• **TASK DATA**:

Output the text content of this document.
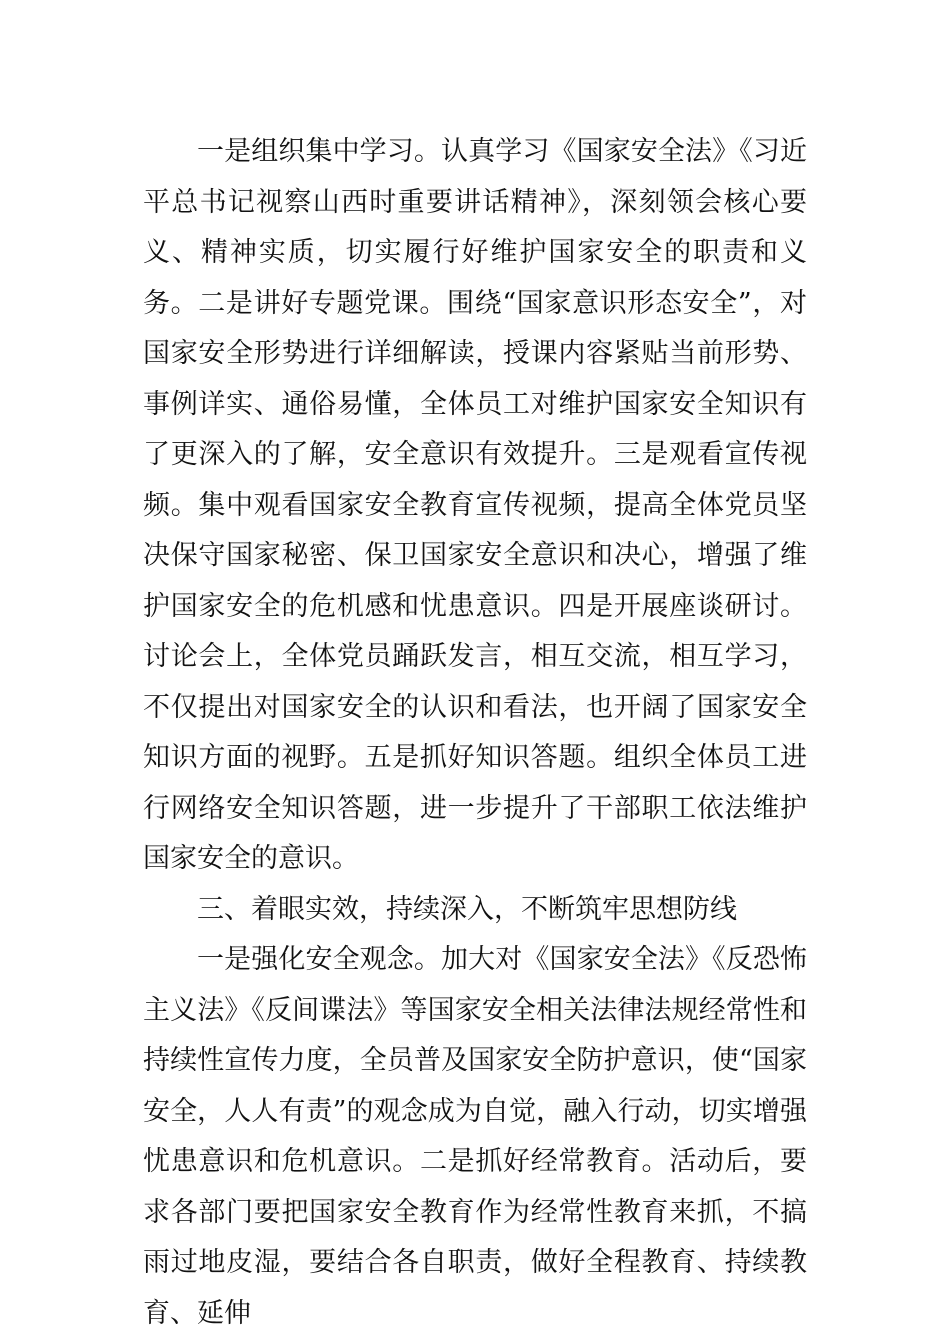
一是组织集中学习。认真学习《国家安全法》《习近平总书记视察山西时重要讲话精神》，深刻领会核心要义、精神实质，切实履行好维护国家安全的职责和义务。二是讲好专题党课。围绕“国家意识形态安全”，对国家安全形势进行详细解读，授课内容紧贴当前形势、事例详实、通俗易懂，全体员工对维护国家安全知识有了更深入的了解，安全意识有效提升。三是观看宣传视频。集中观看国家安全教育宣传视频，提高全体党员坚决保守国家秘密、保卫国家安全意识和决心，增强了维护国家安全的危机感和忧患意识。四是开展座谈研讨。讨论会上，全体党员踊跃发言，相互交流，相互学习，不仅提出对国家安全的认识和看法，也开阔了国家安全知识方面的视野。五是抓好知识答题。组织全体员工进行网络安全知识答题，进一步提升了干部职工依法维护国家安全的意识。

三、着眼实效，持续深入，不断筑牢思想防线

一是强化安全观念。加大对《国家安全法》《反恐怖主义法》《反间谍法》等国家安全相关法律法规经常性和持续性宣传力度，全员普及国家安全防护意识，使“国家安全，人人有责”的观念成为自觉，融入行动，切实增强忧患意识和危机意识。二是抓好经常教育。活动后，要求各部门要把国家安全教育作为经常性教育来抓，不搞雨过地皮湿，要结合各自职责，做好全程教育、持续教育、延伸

* * *

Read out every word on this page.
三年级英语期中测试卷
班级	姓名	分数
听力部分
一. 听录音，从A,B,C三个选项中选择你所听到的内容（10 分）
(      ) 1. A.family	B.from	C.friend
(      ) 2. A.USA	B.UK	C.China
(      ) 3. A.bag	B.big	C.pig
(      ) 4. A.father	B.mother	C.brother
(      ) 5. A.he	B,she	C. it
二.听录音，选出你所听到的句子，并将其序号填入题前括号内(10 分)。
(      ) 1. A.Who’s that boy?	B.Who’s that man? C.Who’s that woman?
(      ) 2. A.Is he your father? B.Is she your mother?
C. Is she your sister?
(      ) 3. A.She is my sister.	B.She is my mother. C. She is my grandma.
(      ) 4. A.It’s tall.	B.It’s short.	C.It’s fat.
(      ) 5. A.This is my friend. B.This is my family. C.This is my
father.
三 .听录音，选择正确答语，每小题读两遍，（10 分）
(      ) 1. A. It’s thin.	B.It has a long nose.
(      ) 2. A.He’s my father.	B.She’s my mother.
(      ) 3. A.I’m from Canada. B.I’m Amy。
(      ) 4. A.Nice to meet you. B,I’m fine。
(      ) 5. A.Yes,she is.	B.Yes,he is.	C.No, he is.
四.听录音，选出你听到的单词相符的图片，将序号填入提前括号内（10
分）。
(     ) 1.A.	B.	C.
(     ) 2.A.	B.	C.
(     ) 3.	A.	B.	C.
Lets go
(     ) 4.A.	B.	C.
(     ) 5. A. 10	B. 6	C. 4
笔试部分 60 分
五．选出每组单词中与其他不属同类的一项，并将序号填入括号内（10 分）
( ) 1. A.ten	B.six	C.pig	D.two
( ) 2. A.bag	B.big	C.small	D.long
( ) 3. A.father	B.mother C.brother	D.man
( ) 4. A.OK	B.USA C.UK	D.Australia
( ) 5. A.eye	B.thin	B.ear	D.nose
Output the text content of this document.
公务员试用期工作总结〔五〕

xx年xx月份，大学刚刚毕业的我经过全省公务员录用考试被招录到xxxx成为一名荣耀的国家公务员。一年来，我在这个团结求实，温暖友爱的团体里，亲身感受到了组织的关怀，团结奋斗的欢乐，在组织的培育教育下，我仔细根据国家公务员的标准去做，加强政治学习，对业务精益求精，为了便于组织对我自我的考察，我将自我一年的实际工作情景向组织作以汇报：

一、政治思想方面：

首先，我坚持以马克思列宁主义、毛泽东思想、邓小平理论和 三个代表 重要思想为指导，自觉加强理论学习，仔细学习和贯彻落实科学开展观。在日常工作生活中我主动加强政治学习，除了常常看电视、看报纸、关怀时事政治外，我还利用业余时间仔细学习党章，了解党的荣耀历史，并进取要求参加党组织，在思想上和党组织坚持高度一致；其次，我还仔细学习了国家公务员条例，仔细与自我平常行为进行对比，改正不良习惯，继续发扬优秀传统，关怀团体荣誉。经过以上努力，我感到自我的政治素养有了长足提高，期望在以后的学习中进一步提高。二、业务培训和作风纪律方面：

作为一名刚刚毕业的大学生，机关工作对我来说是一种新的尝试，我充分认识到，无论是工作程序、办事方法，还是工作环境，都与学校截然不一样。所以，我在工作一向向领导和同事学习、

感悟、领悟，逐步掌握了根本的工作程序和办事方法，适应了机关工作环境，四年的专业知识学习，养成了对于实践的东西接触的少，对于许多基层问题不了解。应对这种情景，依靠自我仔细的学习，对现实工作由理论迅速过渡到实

* * *

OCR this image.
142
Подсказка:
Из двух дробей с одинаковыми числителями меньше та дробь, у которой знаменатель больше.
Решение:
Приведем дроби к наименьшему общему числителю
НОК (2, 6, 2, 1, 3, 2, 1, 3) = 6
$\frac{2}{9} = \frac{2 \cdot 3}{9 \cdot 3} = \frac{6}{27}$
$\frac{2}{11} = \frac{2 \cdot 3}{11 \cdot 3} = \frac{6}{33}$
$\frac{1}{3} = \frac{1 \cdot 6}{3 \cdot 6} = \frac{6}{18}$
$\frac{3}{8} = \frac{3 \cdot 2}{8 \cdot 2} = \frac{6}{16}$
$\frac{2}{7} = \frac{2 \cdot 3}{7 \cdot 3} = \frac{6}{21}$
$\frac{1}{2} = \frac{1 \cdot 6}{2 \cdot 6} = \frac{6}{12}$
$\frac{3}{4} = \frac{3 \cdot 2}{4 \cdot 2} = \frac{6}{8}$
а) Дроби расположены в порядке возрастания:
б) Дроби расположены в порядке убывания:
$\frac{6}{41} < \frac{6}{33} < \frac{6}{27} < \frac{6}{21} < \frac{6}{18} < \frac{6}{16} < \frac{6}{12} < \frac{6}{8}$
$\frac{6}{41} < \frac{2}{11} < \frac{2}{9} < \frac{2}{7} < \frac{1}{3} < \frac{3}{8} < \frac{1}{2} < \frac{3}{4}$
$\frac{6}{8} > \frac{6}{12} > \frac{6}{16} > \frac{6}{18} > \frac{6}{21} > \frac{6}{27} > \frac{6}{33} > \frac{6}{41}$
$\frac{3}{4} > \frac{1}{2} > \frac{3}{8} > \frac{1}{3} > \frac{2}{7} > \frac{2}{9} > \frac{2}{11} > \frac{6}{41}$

• **TASK INSTRUCTIONS**: Look above for every line with the word "brother" and copy it.

• **WRITTEN REPLY**:
(      ) 4. A.father	B.mother	C.brother
( ) 3. A.father	B.mother C.brother	D.man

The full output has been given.